Copy every record exactly, and keep the pictures out.

* BEGIN *

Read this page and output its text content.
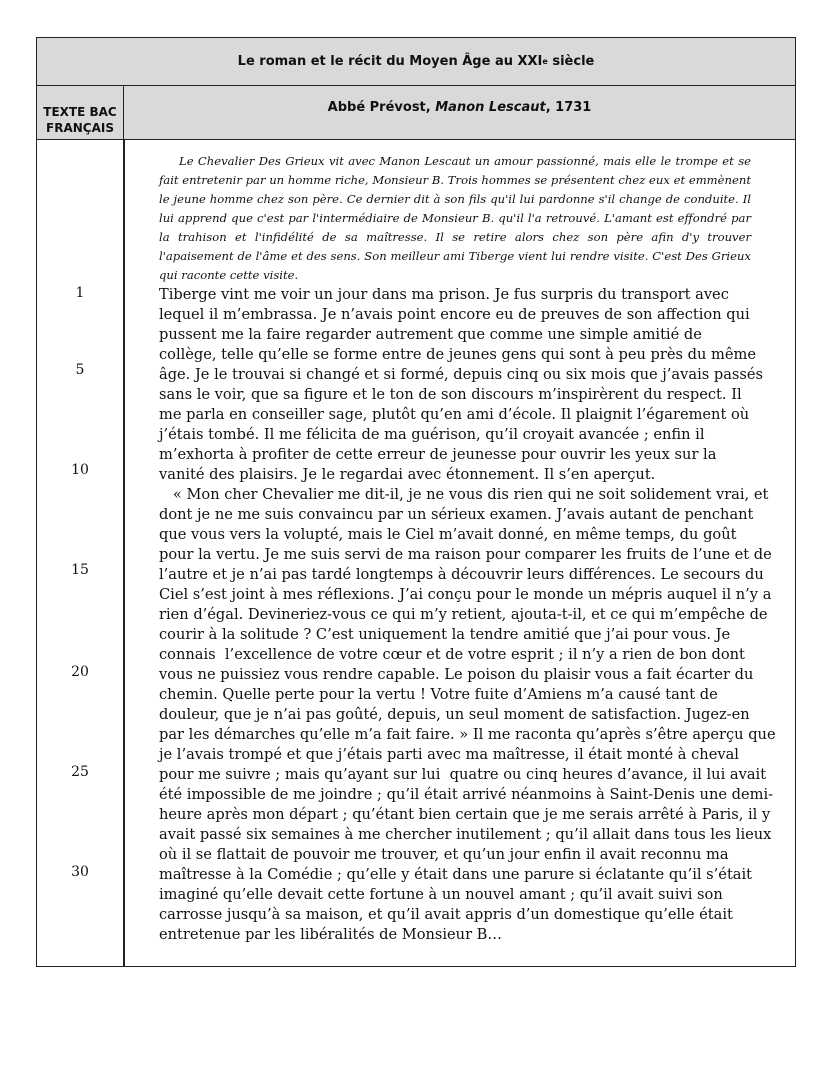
Le roman et le récit du Moyen Âge au XXI e siècle
TEXTE BAC
FRANÇAIS
Abbé Prévost, Manon Lescaut, 1731
Le Chevalier Des Grieux vit avec Manon Lescaut un amour passionné, mais elle le trompe et se fait entretenir par un homme riche, Monsieur B. Trois hommes se présentent chez eux et emmènent le jeune homme chez son père. Ce dernier dit à son fils qu'il lui pardonne s'il change de conduite. Il lui apprend que c'est par l'intermédiaire de Monsieur B. qu'il l'a retrouvé. L'amant est effondré par la trahison et l'infidélité de sa maîtresse. Il se retire alors chez son père afin d'y trouver l'apaisement de l'âme et des sens. Son meilleur ami Tiberge vient lui rendre visite. C'est Des Grieux qui raconte cette visite.
1
5
10
15
20
25
30
Tiberge vint me voir un jour dans ma prison. Je fus surpris du transport avec
lequel il m’embrassa. Je n’avais point encore eu de preuves de son affection qui
pussent me la faire regarder autrement que comme une simple amitié de
collège, telle qu’elle se forme entre de jeunes gens qui sont à peu près du même
âge. Je le trouvai si changé et si formé, depuis cinq ou six mois que j’avais passés
sans le voir, que sa figure et le ton de son discours m’inspirèrent du respect. Il
me parla en conseiller sage, plutôt qu’en ami d’école. Il plaignit l’égarement où
j’étais tombé. Il me félicita de ma guérison, qu’il croyait avancée ; enfin il
m’exhorta à profiter de cette erreur de jeunesse pour ouvrir les yeux sur la
vanité des plaisirs. Je le regardai avec étonnement. Il s’en aperçut.
« Mon cher Chevalier me dit-il, je ne vous dis rien qui ne soit solidement vrai, et
dont je ne me suis convaincu par un sérieux examen. J’avais autant de penchant
que vous vers la volupté, mais le Ciel m’avait donné, en même temps, du goût
pour la vertu. Je me suis servi de ma raison pour comparer les fruits de l’une et de
l’autre et je n’ai pas tardé longtemps à découvrir leurs différences. Le secours du
Ciel s’est joint à mes réflexions. J’ai conçu pour le monde un mépris auquel il n’y a
rien d’égal. Devineriez-vous ce qui m’y retient, ajouta-t-il, et ce qui m’empêche de
courir à la solitude ? C’est uniquement la tendre amitié que j’ai pour vous. Je
connais  l’excellence de votre cœur et de votre esprit ; il n’y a rien de bon dont
vous ne puissiez vous rendre capable. Le poison du plaisir vous a fait écarter du
chemin. Quelle perte pour la vertu ! Votre fuite d’Amiens m’a causé tant de
douleur, que je n’ai pas goûté, depuis, un seul moment de satisfaction. Jugez-en
par les démarches qu’elle m’a fait faire. » Il me raconta qu’après s’être aperçu que
je l’avais trompé et que j’étais parti avec ma maîtresse, il était monté à cheval
pour me suivre ; mais qu’ayant sur lui  quatre ou cinq heures d’avance, il lui avait
été impossible de me joindre ; qu’il était arrivé néanmoins à Saint-Denis une demi-
heure après mon départ ; qu’étant bien certain que je me serais arrêté à Paris, il y
avait passé six semaines à me chercher inutilement ; qu’il allait dans tous les lieux
où il se flattait de pouvoir me trouver, et qu’un jour enfin il avait reconnu ma
maîtresse à la Comédie ; qu’elle y était dans une parure si éclatante qu’il s’était
imaginé qu’elle devait cette fortune à un nouvel amant ; qu’il avait suivi son
carrosse jusqu’à sa maison, et qu’il avait appris d’un domestique qu’elle était
entretenue par les libéralités de Monsieur B…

* END *

RESPONSE TO THIS EXERCISE:
Read this page and output its text content.
Le roman et le récit du Moyen Âge au XXI e siècle
TEXTE BAC
FRANÇAIS
Abbé Prévost, Manon Lescaut, 1731
Le Chevalier Des Grieux vit avec Manon Lescaut un amour passionné, mais elle le trompe et se fait entretenir par un homme riche, Monsieur B. Trois hommes se présentent chez eux et emmènent le jeune homme chez son père. Ce dernier dit à son fils qu'il lui pardonne s'il change de conduite. Il lui apprend que c'est par l'intermédiaire de Monsieur B. qu'il l'a retrouvé. L'amant est effondré par la trahison et l'infidélité de sa maîtresse. Il se retire alors chez son père afin d'y trouver l'apaisement de l'âme et des sens. Son meilleur ami Tiberge vient lui rendre visite. C'est Des Grieux qui raconte cette visite.
1
5
10
15
20
25
30
Tiberge vint me voir un jour dans ma prison. Je fus surpris du transport avec
lequel il m’embrassa. Je n’avais point encore eu de preuves de son affection qui
pussent me la faire regarder autrement que comme une simple amitié de
collège, telle qu’elle se forme entre de jeunes gens qui sont à peu près du même
âge. Je le trouvai si changé et si formé, depuis cinq ou six mois que j’avais passés
sans le voir, que sa figure et le ton de son discours m’inspirèrent du respect. Il
me parla en conseiller sage, plutôt qu’en ami d’école. Il plaignit l’égarement où
j’étais tombé. Il me félicita de ma guérison, qu’il croyait avancée ; enfin il
m’exhorta à profiter de cette erreur de jeunesse pour ouvrir les yeux sur la
vanité des plaisirs. Je le regardai avec étonnement. Il s’en aperçut.
« Mon cher Chevalier me dit-il, je ne vous dis rien qui ne soit solidement vrai, et
dont je ne me suis convaincu par un sérieux examen. J’avais autant de penchant
que vous vers la volupté, mais le Ciel m’avait donné, en même temps, du goût
pour la vertu. Je me suis servi de ma raison pour comparer les fruits de l’une et de
l’autre et je n’ai pas tardé longtemps à découvrir leurs différences. Le secours du
Ciel s’est joint à mes réflexions. J’ai conçu pour le monde un mépris auquel il n’y a
rien d’égal. Devineriez-vous ce qui m’y retient, ajouta-t-il, et ce qui m’empêche de
courir à la solitude ? C’est uniquement la tendre amitié que j’ai pour vous. Je
connais  l’excellence de votre cœur et de votre esprit ; il n’y a rien de bon dont
vous ne puissiez vous rendre capable. Le poison du plaisir vous a fait écarter du
chemin. Quelle perte pour la vertu ! Votre fuite d’Amiens m’a causé tant de
douleur, que je n’ai pas goûté, depuis, un seul moment de satisfaction. Jugez-en
par les démarches qu’elle m’a fait faire. » Il me raconta qu’après s’être aperçu que
je l’avais trompé et que j’étais parti avec ma maîtresse, il était monté à cheval
pour me suivre ; mais qu’ayant sur lui  quatre ou cinq heures d’avance, il lui avait
été impossible de me joindre ; qu’il était arrivé néanmoins à Saint-Denis une demi-
heure après mon départ ; qu’étant bien certain que je me serais arrêté à Paris, il y
avait passé six semaines à me chercher inutilement ; qu’il allait dans tous les lieux
où il se flattait de pouvoir me trouver, et qu’un jour enfin il avait reconnu ma
maîtresse à la Comédie ; qu’elle y était dans une parure si éclatante qu’il s’était
imaginé qu’elle devait cette fortune à un nouvel amant ; qu’il avait suivi son
carrosse jusqu’à sa maison, et qu’il avait appris d’un domestique qu’elle était
entretenue par les libéralités de Monsieur B…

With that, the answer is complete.